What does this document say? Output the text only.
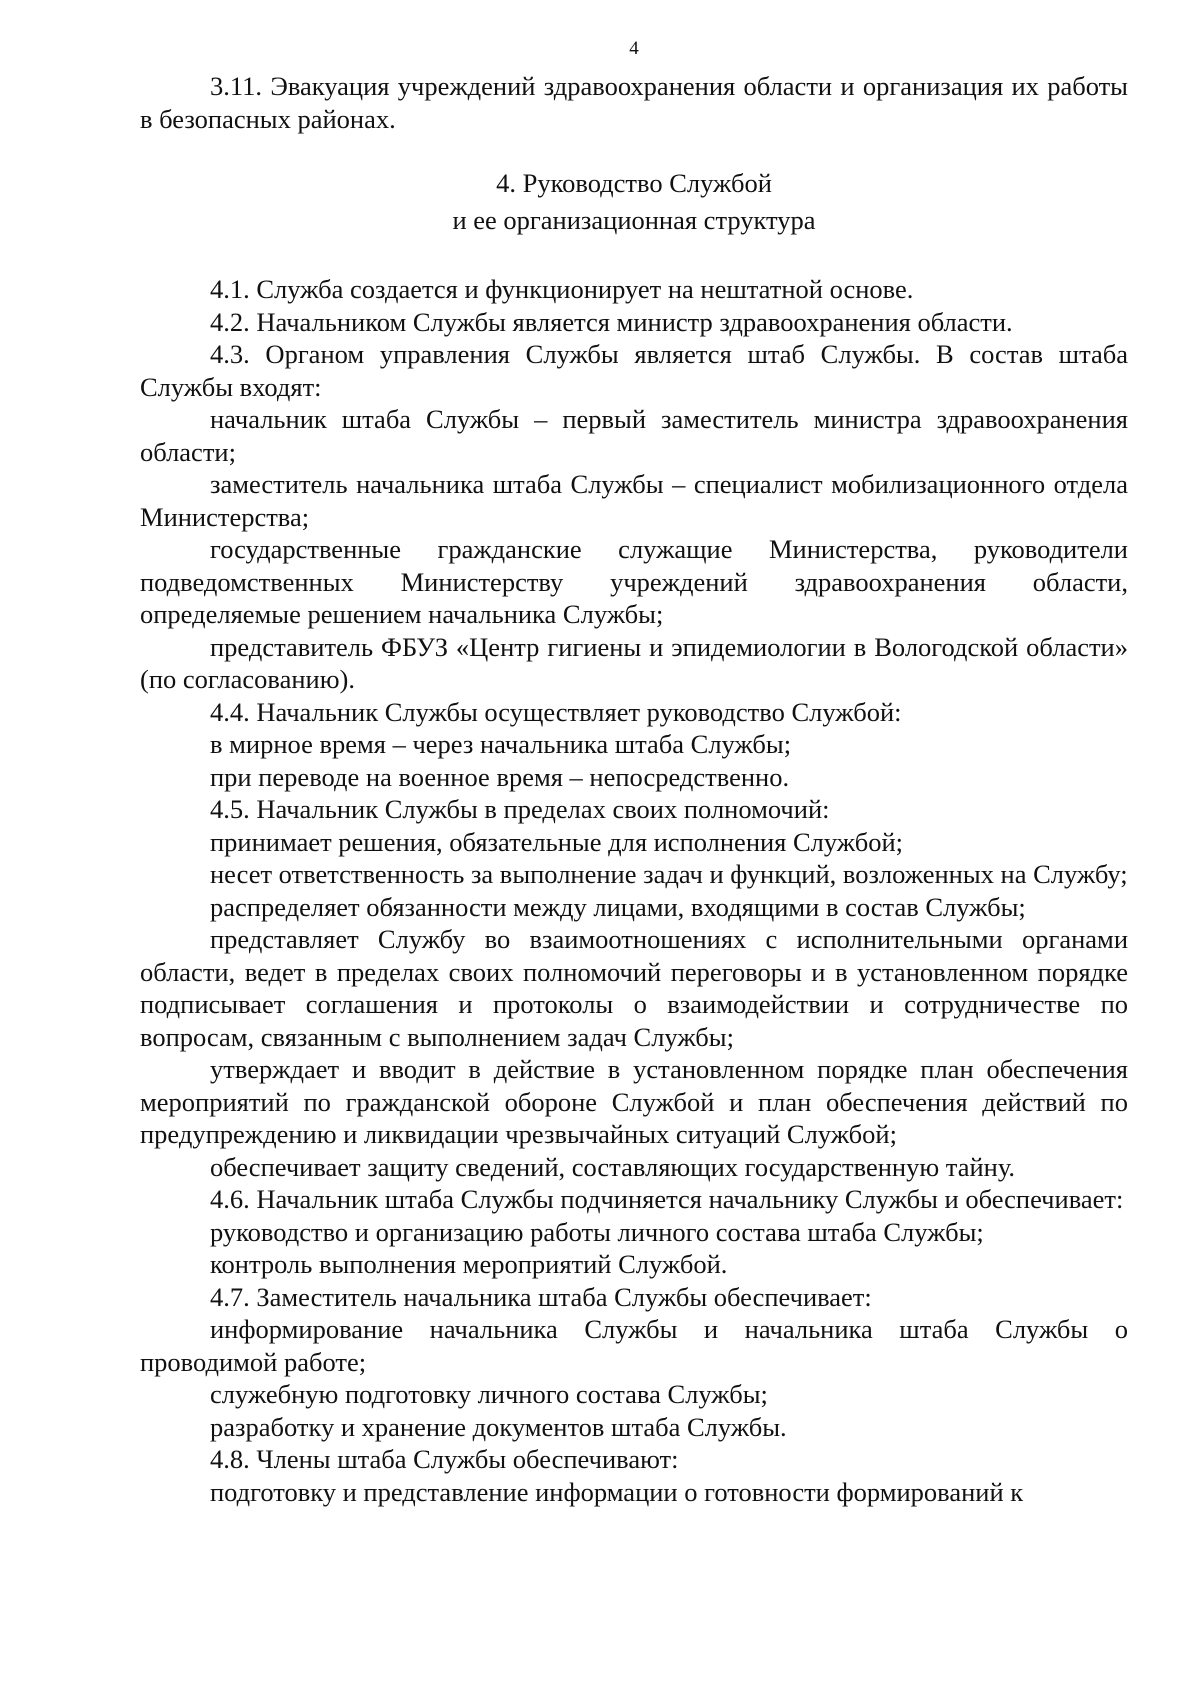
4

3.11. Эвакуация учреждений здравоохранения области и организация их работы в безопасных районах.

4. Руководство Службой
и ее организационная структура

4.1. Служба создается и функционирует на нештатной основе.

4.2. Начальником Службы является министр здравоохранения области.

4.3. Органом управления Службы является штаб Службы. В состав штаба Службы входят:

начальник штаба Службы – первый заместитель министра здравоохранения области;

заместитель начальника штаба Службы – специалист мобилизационного отдела Министерства;

государственные гражданские служащие Министерства, руководители подведомственных Министерству учреждений здравоохранения области, определяемые решением начальника Службы;

представитель ФБУЗ «Центр гигиены и эпидемиологии в Вологодской области» (по согласованию).

4.4. Начальник Службы осуществляет руководство Службой:

в мирное время – через начальника штаба Службы;

при переводе на военное время – непосредственно.

4.5. Начальник Службы в пределах своих полномочий:

принимает решения, обязательные для исполнения Службой;

несет ответственность за выполнение задач и функций, возложенных на Службу;

распределяет обязанности между лицами, входящими в состав Службы;

представляет Службу во взаимоотношениях с исполнительными органами области, ведет в пределах своих полномочий переговоры и в установленном порядке подписывает соглашения и протоколы о взаимодействии и сотрудничестве по вопросам, связанным с выполнением задач Службы;

утверждает и вводит в действие в установленном порядке план обеспечения мероприятий по гражданской обороне Службой и план обеспечения действий по предупреждению и ликвидации чрезвычайных ситуаций Службой;

обеспечивает защиту сведений, составляющих государственную тайну.

4.6. Начальник штаба Службы подчиняется начальнику Службы и обеспечивает:

руководство и организацию работы личного состава штаба Службы;

контроль выполнения мероприятий Службой.

4.7. Заместитель начальника штаба Службы обеспечивает:

информирование начальника Службы и начальника штаба Службы о проводимой работе;

служебную подготовку личного состава Службы;

разработку и хранение документов штаба Службы.

4.8. Члены штаба Службы обеспечивают:

подготовку и представление информации о готовности формирований к
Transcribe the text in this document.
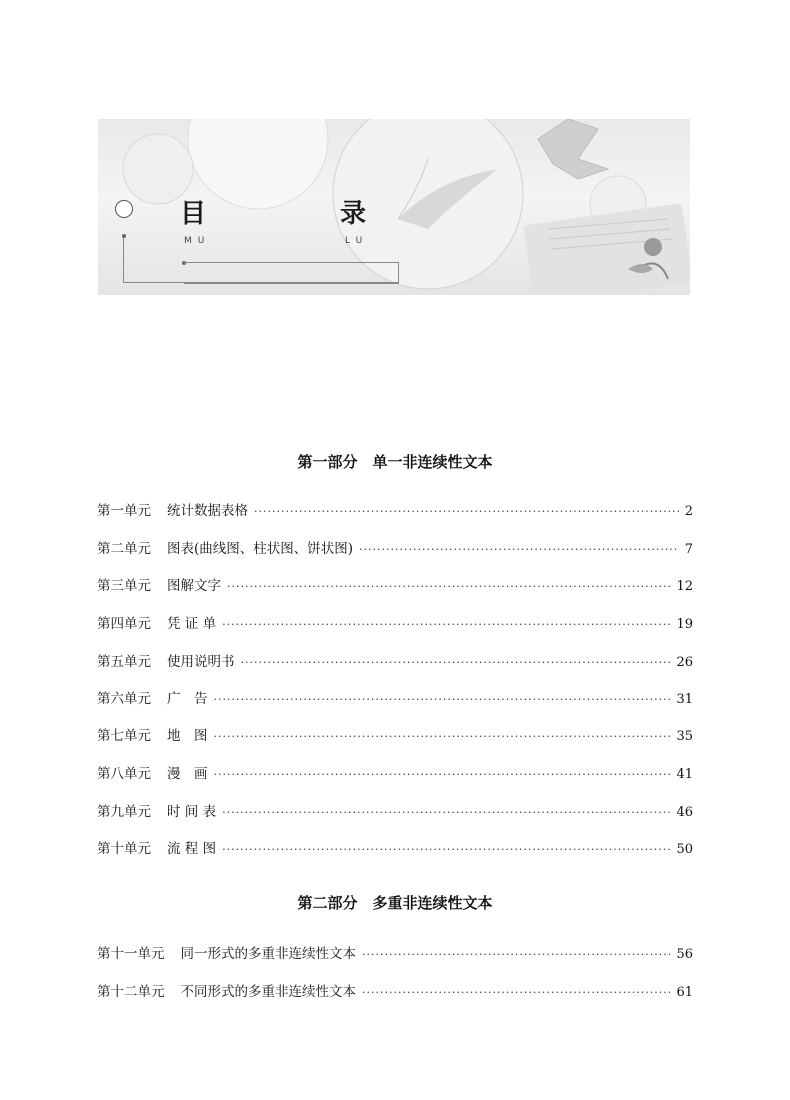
目	录
MU	LU
第一部分　单一非连续性文本
第一单元 统计数据表格 ·····	2
第二单元 图表(曲线图、柱状图、饼状图) ·····	7
第三单元 图解文字 ·····	12
第四单元 凭 证 单 ·····	19
第五单元 使用说明书 ·····	26
第六单元 广　告 ·····	31
第七单元 地　图 ·····	35
第八单元 漫　画 ·····	41
第九单元 时 间 表 ·····	46
第十单元 流 程 图 ·····	50
第二部分　多重非连续性文本
第十一单元 同一形式的多重非连续性文本 ·····	56
第十二单元 不同形式的多重非连续性文本 ·····	61
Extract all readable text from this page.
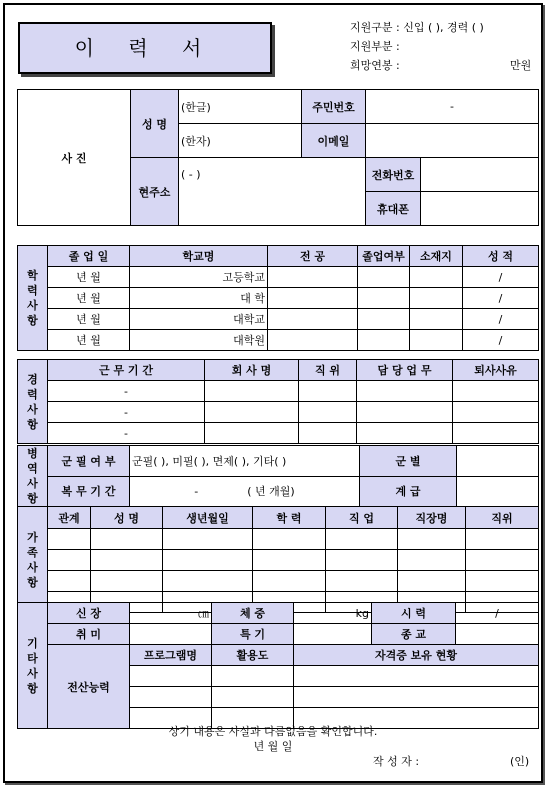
이 력 서
지원구분 : 신입 ( ), 경력 ( )
지원부분 :
희망연봉 :	만원
사 진	성 명	(한글)	주민번호	-	
		(한자)	이메일		
	현주소	( - )		전화번호	
				휴대폰	
학
력
사
항	졸 업 일	학교명	전 공	졸업여부	소재지	성 적
	년 월	고등학교				/
	년 월	대 학				/
	년 월	대학교				/
	년 월	대학원				/
경
력
사
항	근 무 기 간	회 사 명	직 위	담 당 업 무	퇴사사유
	-				
	-				
	-				
병
역
사
항	군 필 여 부	군필( ), 미필( ), 면제( ), 기타( )	군 별	
	복 무 기 간	- ( 년 개월)	계 급	
가
족
사
항	관계	성 명	생년월일	학 력	직 업	직장명	직위

기
타
사
항	신 장	㎝	체 중	kg	시 력	/
	취 미		특 기		종 교	
	전산능력	프로그램명	활용도	자격증 보유 현황		

상기 내용은 사실과 다름없음을 확인합니다.
년 월 일
작 성 자 :	(인)
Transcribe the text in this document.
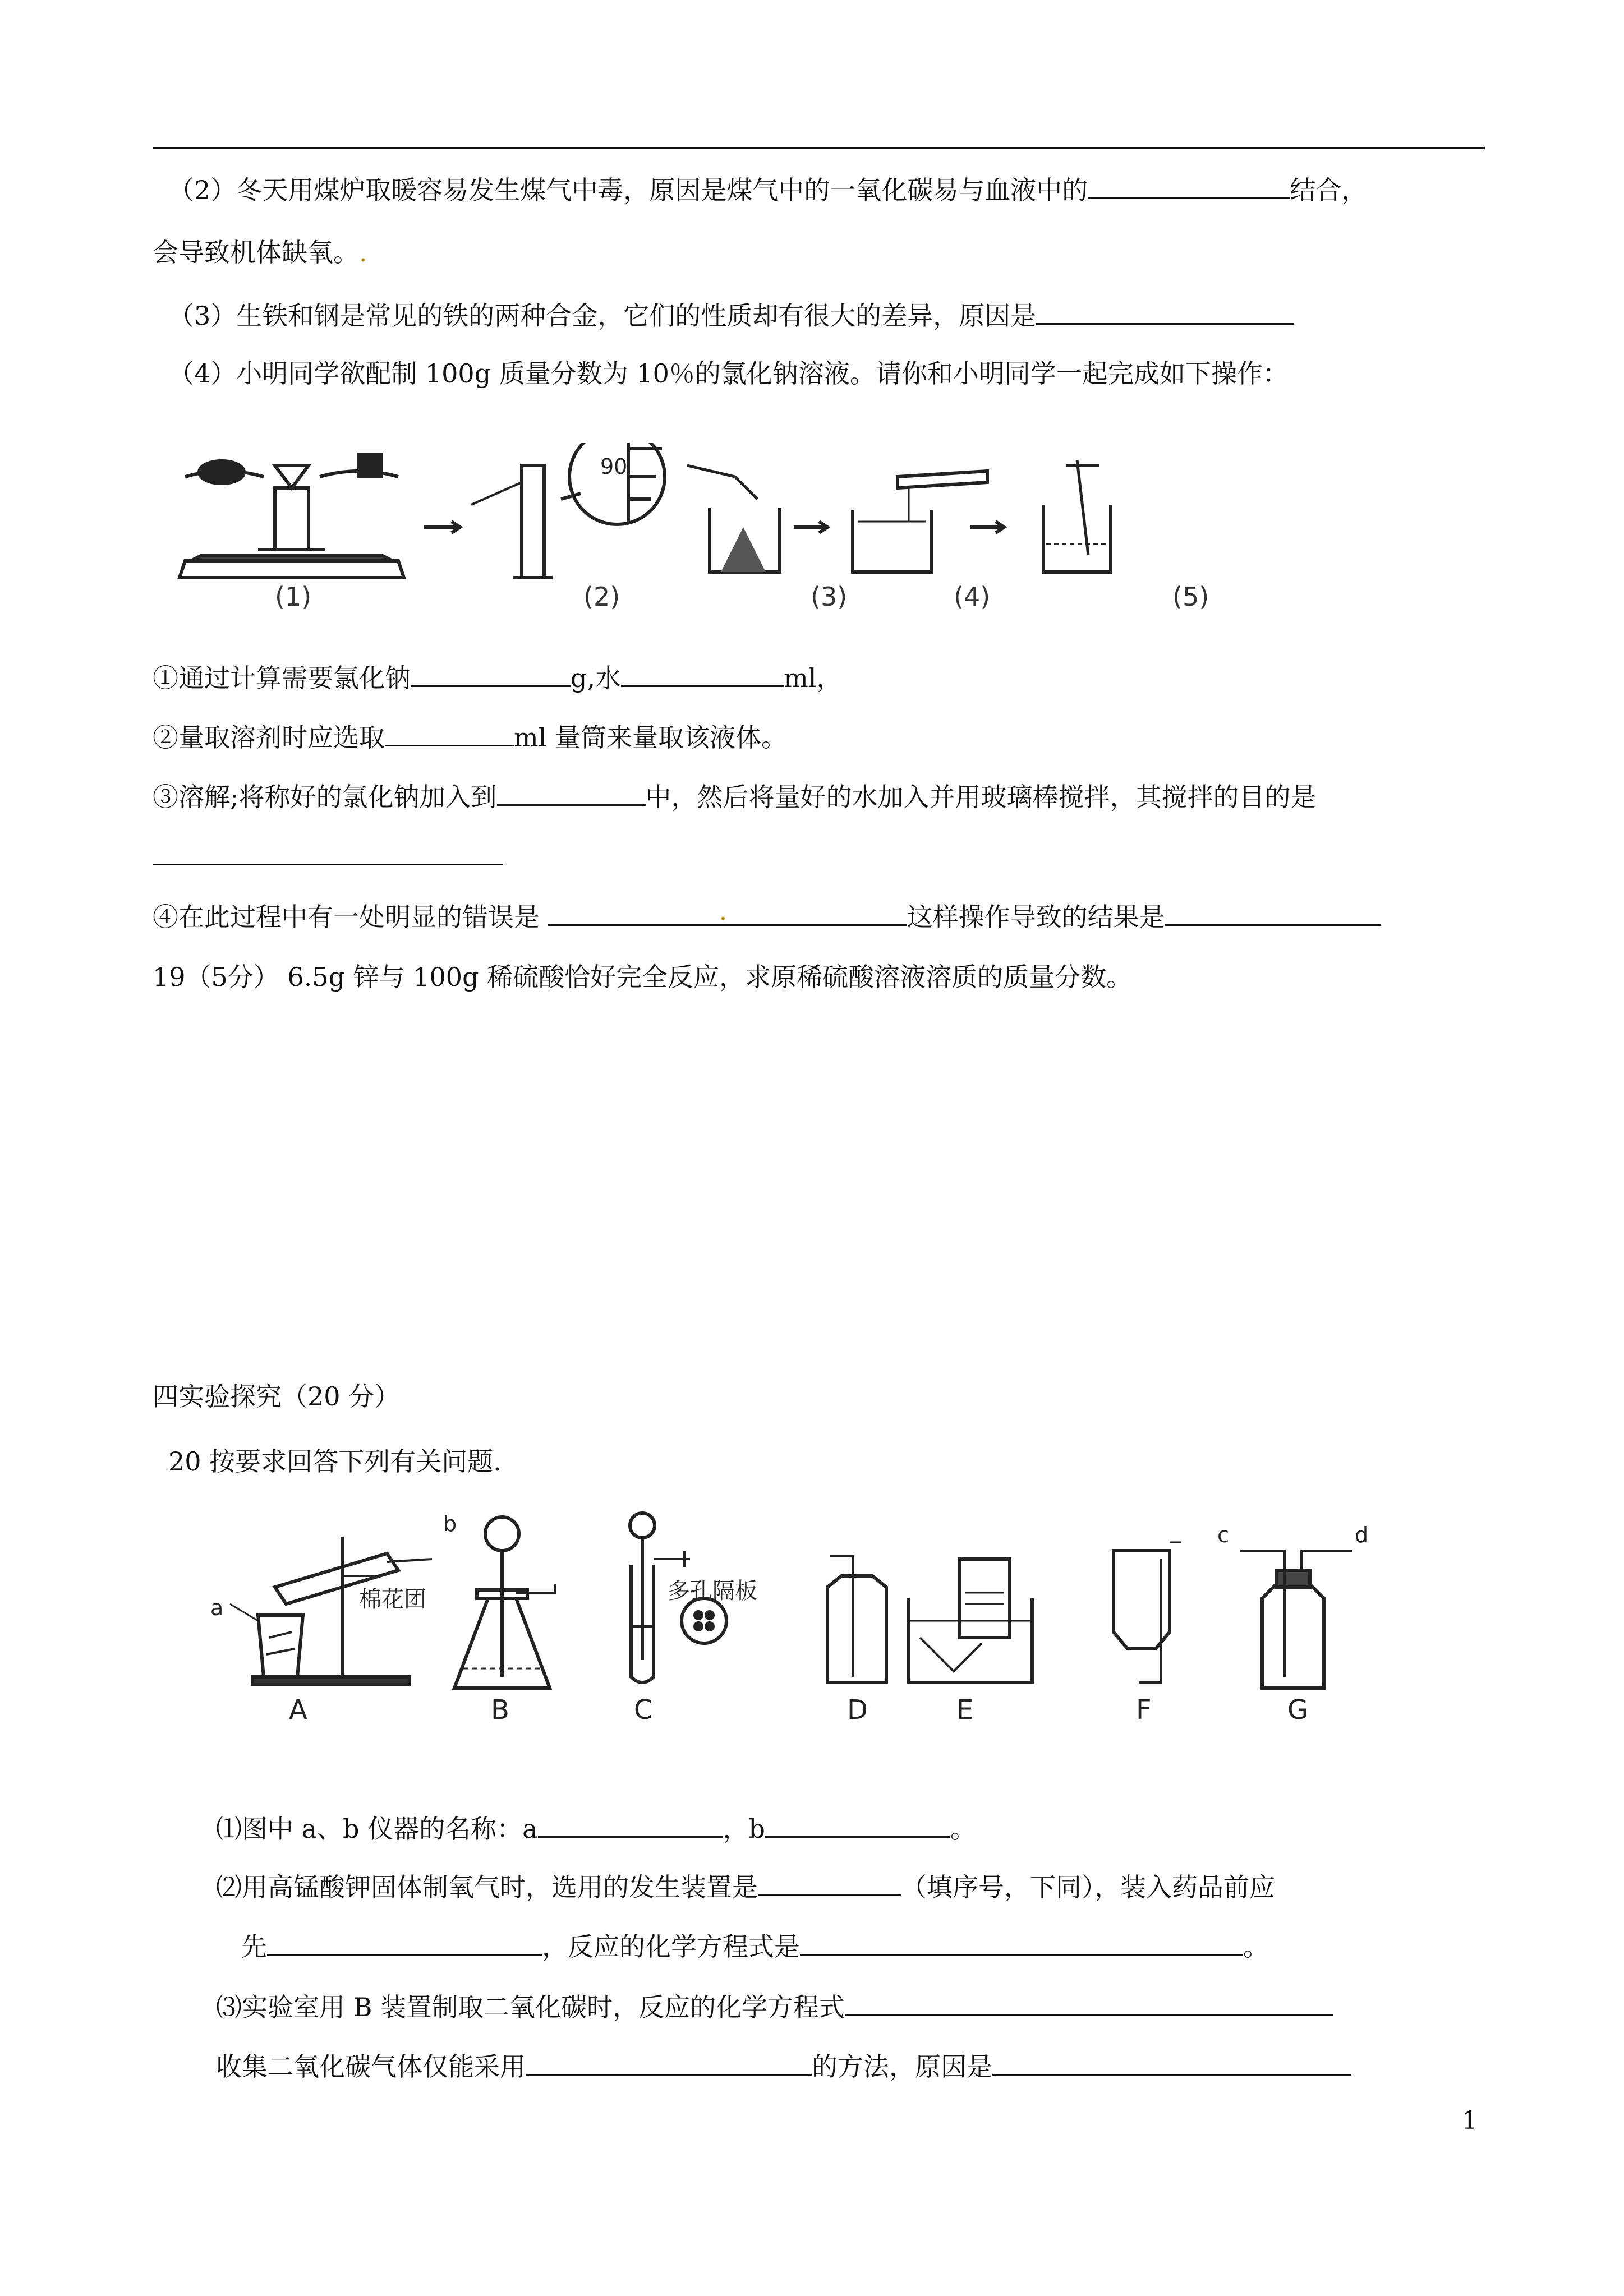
（2）冬天用煤炉取暖容易发生煤气中毒，原因是煤气中的一氧化碳易与血液中的	结合，
会导致机体缺氧。.
（3）生铁和钢是常见的铁的两种合金，它们的性质却有很大的差异，原因是
（4）小明同学欲配制 100g 质量分数为 10％的氯化钠溶液。请你和小明同学一起完成如下操作：
90
(1)	(2)	(3)	(4)	(5)
①通过计算需要氯化钠	g,水	ml，
②量取溶剂时应选取	ml 量筒来量取该液体。
③溶解;将称好的氯化钠加入到	中，然后将量好的水加入并用玻璃棒搅拌，其搅拌的目的是
④在此过程中有一处明显的错误是	.	这样操作导致的结果是
19（5分） 6.5g 锌与 100g 稀硫酸恰好完全反应，求原稀硫酸溶液溶质的质量分数。
四实验探究（20 分）
20 按要求回答下列有关问题.
A
a	棉花团
B
b
C
多孔隔板
D	E	F	G
c	d
⑴图中 a、b 仪器的名称：a	，b	。
⑵用高锰酸钾固体制氧气时，选用的发生装置是	（填序号，下同），装入药品前应
先	，反应的化学方程式是	。
⑶实验室用 B 装置制取二氧化碳时，反应的化学方程式
收集二氧化碳气体仅能采用	的方法，原因是
1
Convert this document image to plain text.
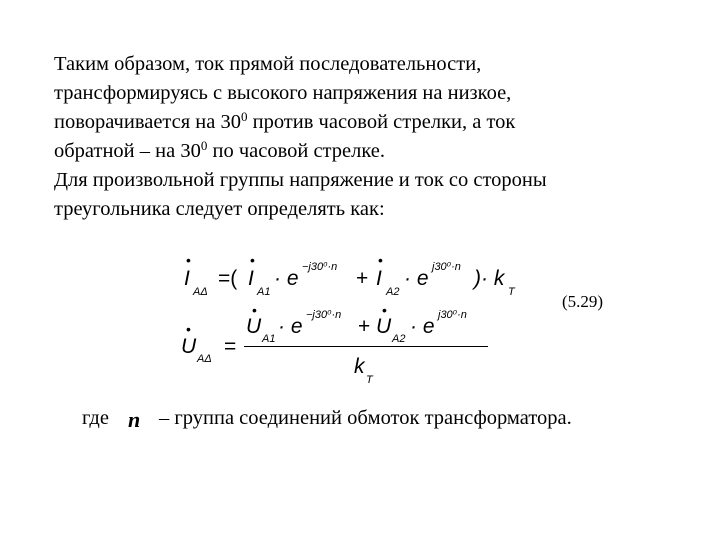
Таким образом, ток прямой последовательности,

трансформируясь с высокого напряжения на низкое,

поворачивается на $30^0$ против часовой стрелки, а ток

обратной – на $30^0$ по часовой стрелке.

Для произвольной группы напряжение и ток со стороны

треугольника следует определять как:

•
I
AΔ
=(
•
I
A1
· e −j30⁰·n +
•
I
A2
· e j30⁰·n )· k
T
•
U
AΔ
=
•
U
A1
· e −j30⁰·n +
•
U
A2
· e j30⁰·n
k
T
(5.29)
где n – группа соединений обмоток трансформатора.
-=-=-
■ Task to carry out
Only lines holding the string "подготовку" are wanted; gather each one from the entries above.

■ Worked solution
служебную подготовку личного состава Службы;
подготовку и представление информации о готовности формирований к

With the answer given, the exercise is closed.